[Task description]: Give the number of lines in the listing below that include the word "together", with nothing more.

[Raw records]:
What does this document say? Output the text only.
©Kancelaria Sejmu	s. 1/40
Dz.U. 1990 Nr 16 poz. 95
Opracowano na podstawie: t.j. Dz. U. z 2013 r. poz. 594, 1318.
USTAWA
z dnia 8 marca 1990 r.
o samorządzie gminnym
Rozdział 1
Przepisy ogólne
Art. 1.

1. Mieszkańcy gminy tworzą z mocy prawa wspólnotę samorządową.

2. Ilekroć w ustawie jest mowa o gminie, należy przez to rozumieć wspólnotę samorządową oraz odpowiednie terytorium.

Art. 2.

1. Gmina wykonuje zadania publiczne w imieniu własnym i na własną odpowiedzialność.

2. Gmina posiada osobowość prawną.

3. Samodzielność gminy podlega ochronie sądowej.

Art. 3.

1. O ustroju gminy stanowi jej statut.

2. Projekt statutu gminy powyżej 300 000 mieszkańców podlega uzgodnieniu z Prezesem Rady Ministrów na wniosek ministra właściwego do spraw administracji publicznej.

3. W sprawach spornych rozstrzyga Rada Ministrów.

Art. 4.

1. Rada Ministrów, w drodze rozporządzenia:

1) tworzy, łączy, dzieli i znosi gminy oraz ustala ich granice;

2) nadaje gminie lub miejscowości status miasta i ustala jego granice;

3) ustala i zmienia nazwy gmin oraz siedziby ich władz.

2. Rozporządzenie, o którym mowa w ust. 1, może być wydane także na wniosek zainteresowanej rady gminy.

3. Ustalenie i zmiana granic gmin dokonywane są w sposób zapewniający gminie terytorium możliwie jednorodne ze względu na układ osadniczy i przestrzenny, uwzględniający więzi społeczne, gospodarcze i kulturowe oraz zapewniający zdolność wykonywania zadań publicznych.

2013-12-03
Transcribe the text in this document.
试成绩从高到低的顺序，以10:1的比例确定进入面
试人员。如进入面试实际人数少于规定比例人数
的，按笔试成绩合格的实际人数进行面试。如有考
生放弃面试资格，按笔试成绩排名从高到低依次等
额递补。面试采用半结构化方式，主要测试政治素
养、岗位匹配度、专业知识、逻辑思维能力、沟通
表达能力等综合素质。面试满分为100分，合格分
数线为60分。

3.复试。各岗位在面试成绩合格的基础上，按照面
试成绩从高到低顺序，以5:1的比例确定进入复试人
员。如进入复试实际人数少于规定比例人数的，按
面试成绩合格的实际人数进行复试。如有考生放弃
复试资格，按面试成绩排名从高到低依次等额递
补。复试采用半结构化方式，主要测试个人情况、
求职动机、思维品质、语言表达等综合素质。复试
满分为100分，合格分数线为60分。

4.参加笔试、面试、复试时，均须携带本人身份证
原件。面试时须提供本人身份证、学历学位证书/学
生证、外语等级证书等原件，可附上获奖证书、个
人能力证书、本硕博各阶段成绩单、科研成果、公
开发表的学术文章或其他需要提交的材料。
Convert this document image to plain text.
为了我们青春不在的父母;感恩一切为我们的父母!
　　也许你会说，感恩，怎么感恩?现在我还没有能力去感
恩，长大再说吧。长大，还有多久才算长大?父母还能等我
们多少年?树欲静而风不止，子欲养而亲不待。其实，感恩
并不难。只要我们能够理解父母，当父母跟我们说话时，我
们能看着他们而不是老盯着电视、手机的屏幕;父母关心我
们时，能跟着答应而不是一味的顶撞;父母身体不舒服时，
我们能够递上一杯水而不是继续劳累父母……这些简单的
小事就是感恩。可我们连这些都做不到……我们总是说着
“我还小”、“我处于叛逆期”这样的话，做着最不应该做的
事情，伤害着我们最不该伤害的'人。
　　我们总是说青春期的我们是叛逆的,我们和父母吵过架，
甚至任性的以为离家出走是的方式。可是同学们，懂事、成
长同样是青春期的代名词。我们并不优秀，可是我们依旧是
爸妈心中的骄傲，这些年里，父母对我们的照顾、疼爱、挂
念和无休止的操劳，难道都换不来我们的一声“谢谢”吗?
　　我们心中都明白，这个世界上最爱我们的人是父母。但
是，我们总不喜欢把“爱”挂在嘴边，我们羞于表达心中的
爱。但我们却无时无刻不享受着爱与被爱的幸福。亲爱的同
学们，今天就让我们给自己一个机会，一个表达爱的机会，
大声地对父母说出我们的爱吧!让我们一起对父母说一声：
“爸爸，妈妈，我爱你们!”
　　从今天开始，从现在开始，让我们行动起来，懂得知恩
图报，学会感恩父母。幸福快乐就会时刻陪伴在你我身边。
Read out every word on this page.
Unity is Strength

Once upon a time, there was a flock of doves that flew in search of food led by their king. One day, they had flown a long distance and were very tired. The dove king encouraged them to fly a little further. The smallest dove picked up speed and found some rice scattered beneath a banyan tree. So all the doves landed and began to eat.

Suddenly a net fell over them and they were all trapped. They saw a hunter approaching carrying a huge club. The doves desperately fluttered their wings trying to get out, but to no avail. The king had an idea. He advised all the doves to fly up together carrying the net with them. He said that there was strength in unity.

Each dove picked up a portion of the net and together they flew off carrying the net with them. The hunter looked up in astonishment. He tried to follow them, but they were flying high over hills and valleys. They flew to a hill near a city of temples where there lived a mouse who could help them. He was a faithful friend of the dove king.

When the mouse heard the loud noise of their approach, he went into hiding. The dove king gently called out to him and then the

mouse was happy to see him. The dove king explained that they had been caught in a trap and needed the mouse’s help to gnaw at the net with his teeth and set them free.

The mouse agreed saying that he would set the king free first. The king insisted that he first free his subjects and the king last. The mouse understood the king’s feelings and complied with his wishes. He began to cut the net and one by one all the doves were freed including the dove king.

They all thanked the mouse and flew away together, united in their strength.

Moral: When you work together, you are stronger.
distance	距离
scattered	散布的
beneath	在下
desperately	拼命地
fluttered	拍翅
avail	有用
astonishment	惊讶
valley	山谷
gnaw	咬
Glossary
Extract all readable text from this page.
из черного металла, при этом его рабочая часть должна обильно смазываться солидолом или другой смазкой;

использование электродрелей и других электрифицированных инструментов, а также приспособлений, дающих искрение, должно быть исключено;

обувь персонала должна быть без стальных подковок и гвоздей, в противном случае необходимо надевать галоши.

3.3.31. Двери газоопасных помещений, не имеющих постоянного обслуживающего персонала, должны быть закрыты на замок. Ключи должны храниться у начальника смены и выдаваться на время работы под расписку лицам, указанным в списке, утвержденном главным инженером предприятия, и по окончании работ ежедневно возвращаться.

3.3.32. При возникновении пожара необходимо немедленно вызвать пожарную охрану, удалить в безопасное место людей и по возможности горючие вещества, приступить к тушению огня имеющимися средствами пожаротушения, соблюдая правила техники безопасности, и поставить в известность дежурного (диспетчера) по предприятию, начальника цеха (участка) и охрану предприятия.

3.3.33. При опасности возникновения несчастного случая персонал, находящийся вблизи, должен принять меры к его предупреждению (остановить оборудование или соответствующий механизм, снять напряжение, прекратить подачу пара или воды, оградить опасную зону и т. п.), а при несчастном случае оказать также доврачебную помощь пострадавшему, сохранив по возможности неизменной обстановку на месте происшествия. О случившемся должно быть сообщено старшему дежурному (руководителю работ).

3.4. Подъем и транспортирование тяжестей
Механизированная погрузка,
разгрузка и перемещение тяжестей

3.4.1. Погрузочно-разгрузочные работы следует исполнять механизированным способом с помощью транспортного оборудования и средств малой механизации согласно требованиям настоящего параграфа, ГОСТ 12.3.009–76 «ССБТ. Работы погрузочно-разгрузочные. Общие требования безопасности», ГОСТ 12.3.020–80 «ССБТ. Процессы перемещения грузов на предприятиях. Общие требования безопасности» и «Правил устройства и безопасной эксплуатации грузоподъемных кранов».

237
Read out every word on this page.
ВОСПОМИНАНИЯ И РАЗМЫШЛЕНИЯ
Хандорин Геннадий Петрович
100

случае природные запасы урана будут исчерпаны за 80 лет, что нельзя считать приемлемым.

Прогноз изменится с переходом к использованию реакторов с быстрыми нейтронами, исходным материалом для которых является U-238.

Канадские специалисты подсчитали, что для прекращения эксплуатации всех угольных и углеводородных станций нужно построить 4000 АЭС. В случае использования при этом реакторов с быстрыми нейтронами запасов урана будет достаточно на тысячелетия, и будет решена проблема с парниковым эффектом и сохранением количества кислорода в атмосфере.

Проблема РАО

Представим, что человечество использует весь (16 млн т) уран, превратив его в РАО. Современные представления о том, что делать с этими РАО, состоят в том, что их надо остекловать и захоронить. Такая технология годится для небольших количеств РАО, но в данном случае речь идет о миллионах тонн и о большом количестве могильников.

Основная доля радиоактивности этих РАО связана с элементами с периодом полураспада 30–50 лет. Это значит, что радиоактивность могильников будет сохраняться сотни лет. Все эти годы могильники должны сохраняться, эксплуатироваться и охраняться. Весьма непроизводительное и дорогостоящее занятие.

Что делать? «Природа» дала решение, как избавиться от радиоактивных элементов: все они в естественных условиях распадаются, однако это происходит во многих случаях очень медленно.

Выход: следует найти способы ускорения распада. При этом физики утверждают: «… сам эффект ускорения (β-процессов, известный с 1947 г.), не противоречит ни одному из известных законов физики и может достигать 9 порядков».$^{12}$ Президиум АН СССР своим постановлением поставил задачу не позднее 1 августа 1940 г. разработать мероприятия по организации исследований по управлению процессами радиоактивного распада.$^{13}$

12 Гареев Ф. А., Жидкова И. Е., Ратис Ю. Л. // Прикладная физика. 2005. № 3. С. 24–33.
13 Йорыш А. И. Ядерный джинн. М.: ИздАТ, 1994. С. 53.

[Exercise result]: 4